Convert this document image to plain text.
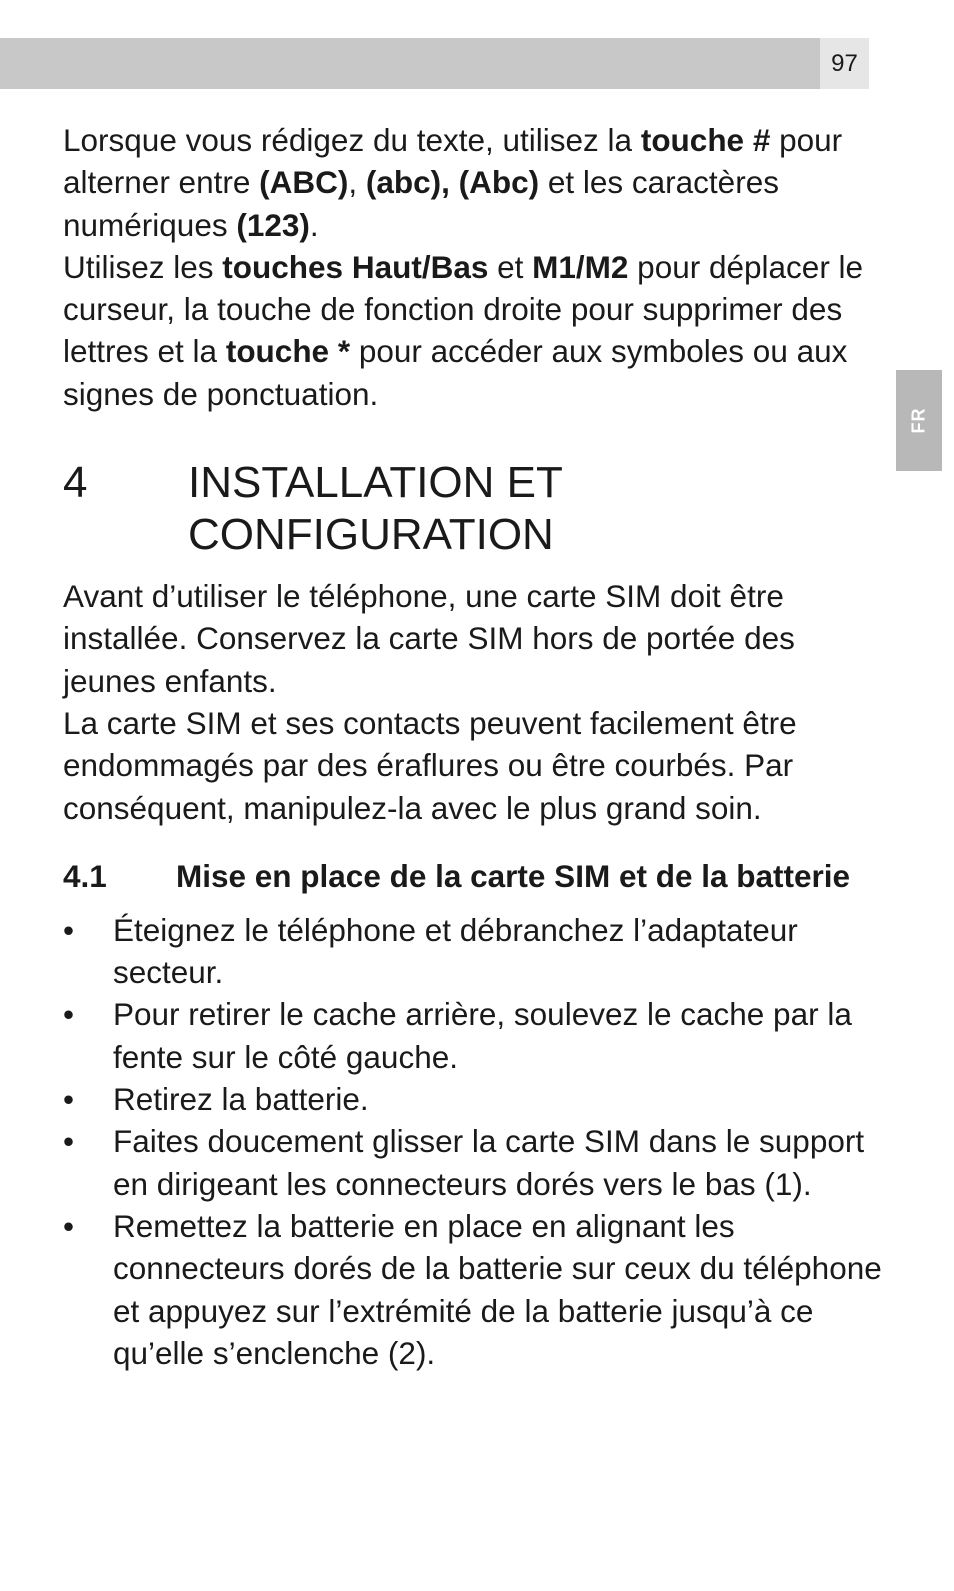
97
FR

Lorsque vous rédigez du texte, utilisez la touche # pour alterner entre (ABC), (abc), (Abc) et les caractères numériques (123).

Utilisez les touches Haut/Bas et M1/M2 pour déplacer le curseur, la touche de fonction droite pour supprimer des lettres et la touche * pour accéder aux symboles ou aux signes de ponctuation.

4	INSTALLATION ET
CONFIGURATION

Avant d’utiliser le téléphone, une carte SIM doit être installée. Conservez la carte SIM hors de portée des jeunes enfants.

La carte SIM et ses contacts peuvent facilement être endommagés par des éraflures ou être courbés. Par conséquent, manipulez-la avec le plus grand soin.

4.1	Mise en place de la carte SIM et de la batterie
• Éteignez le téléphone et débranchez l’adaptateur secteur.
• Pour retirer le cache arrière, soulevez le cache par la fente sur le côté gauche.
• Retirez la batterie.
• Faites doucement glisser la carte SIM dans le support en dirigeant les connecteurs dorés vers le bas (1).
• Remettez la batterie en place en alignant les connecteurs dorés de la batterie sur ceux du téléphone et appuyez sur l’extrémité de la batterie jusqu’à ce qu’elle s’enclenche (2).
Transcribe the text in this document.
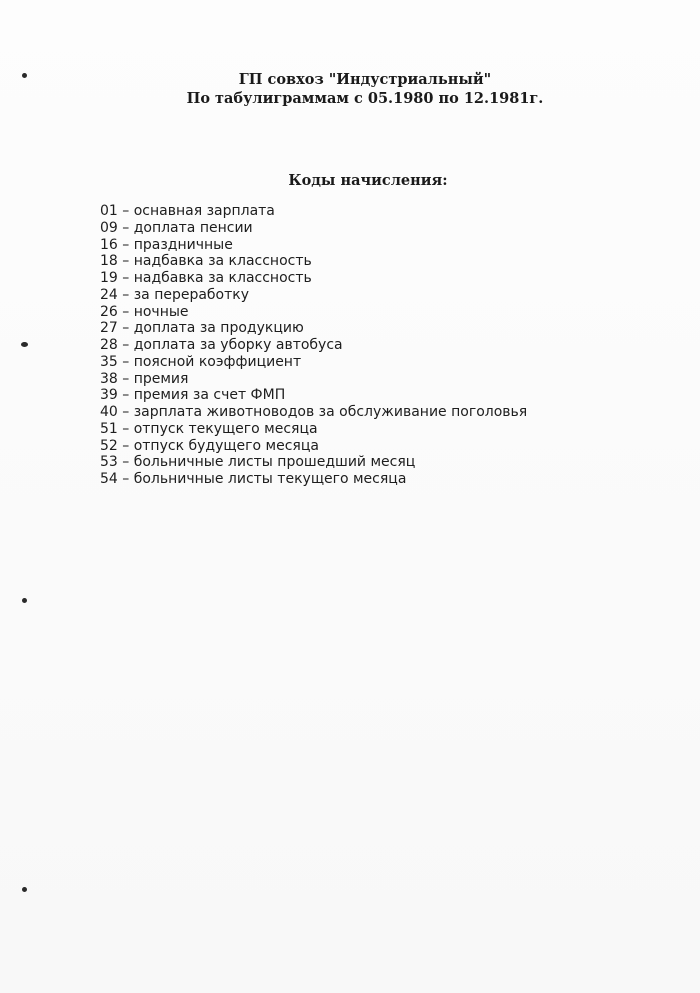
ГП совхоз "Индустриальный"
По табулиграммам с 05.1980 по 12.1981г.
Коды начисления:
01 – оснавная зарплата
09 – доплата пенсии
16 – праздничные
18 – надбавка за классность
19 – надбавка за классность
24 – за переработку
26 – ночные
27 – доплата за продукцию
28 – доплата за уборку автобуса
35 – поясной коэффициент
38 – премия
39 – премия за счет ФМП
40 – зарплата животноводов за обслуживание поголовья
51 – отпуск текущего месяца
52 – отпуск будущего месяца
53 – больничные листы прошедший месяц
54 – больничные листы текущего месяца
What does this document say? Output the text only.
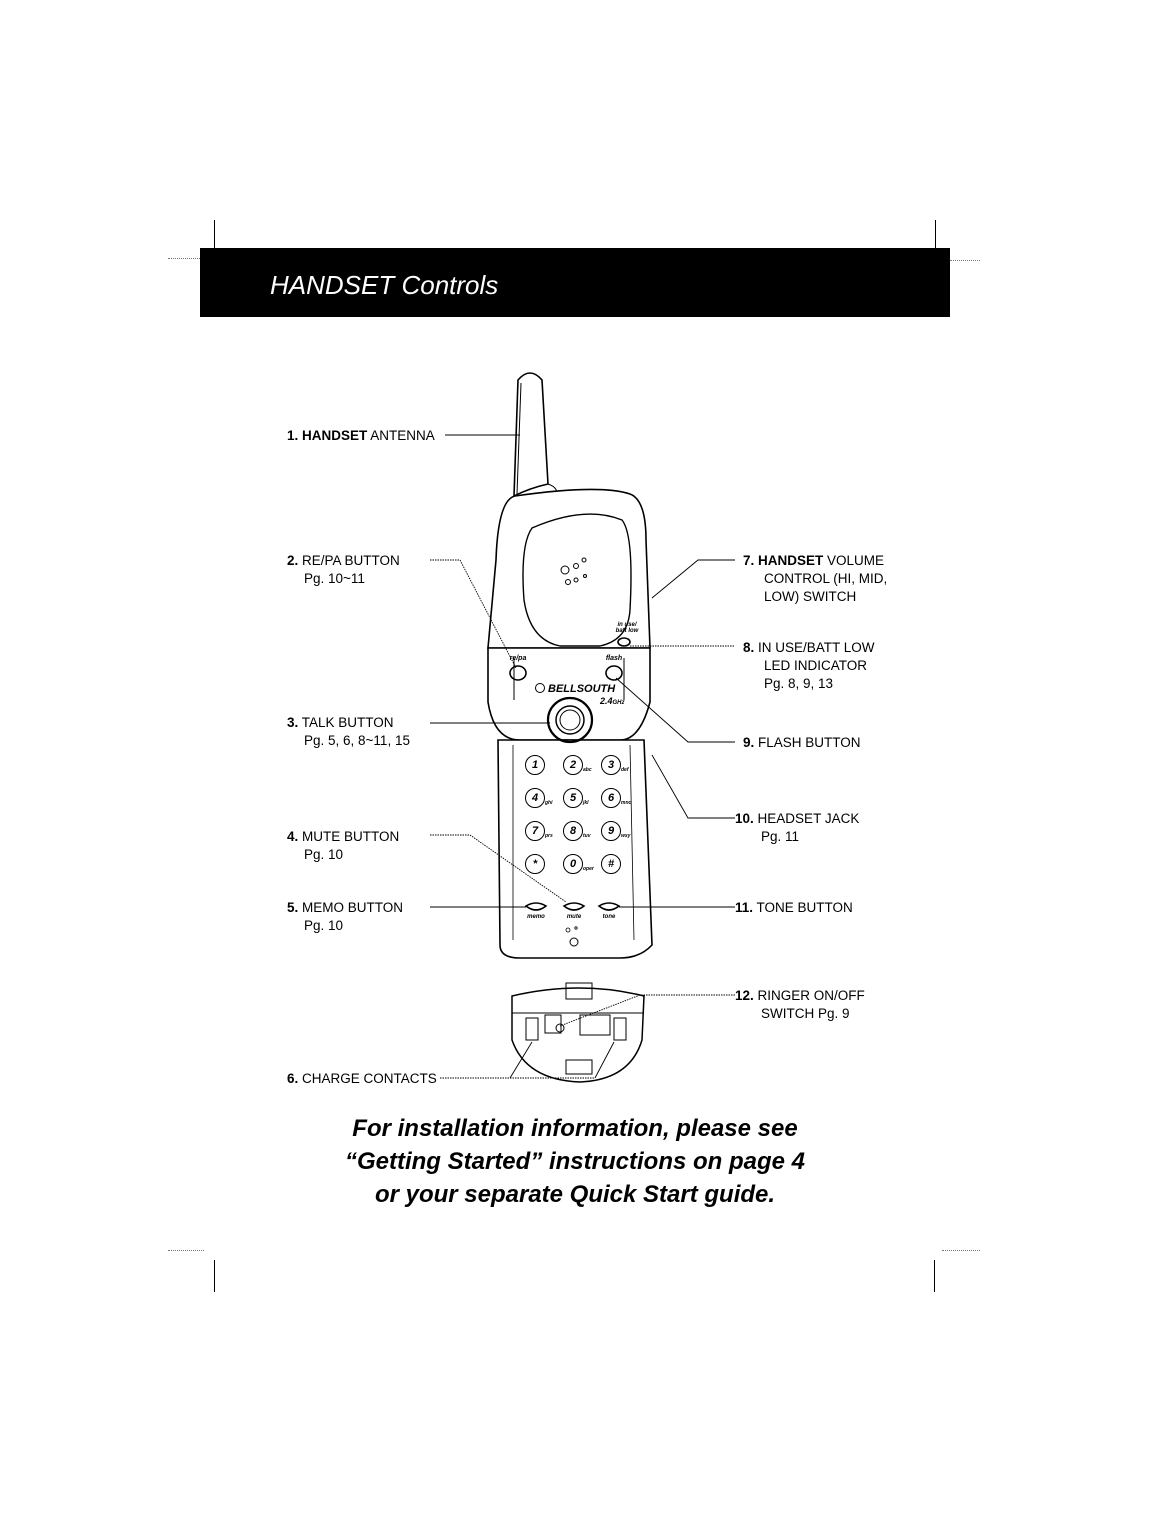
HANDSET Controls
in use/
batt low
re/pa	flash
BELLSOUTH
2.4GHz
1	2	abc	3	def
4	ghi	5	jkl	6	mno
7	prs	8	tuv	9	wxy
*	0	oper	#
memo	mute	tone
1. HANDSET ANTENNA
2. RE/PA BUTTON
Pg. 10~11
3. TALK BUTTON
Pg. 5, 6, 8~11, 15
4. MUTE BUTTON
Pg. 10
5. MEMO BUTTON
Pg. 10
6. CHARGE CONTACTS
7. HANDSET VOLUME
CONTROL (HI, MID,
LOW) SWITCH
8. IN USE/BATT LOW
LED INDICATOR
Pg. 8, 9, 13
9. FLASH BUTTON
10. HEADSET JACK
Pg. 11
11. TONE BUTTON
12. RINGER ON/OFF
SWITCH Pg. 9
For installation information, please see
“Getting Started” instructions on page 4
or your separate Quick Start guide.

+ + +

> _What you are asked to do_
List all lines where "document" occurs.

> _Completed task_
Convert this document image to plain text.
Transcribe the text in this document.
What does this document say? Output the text only.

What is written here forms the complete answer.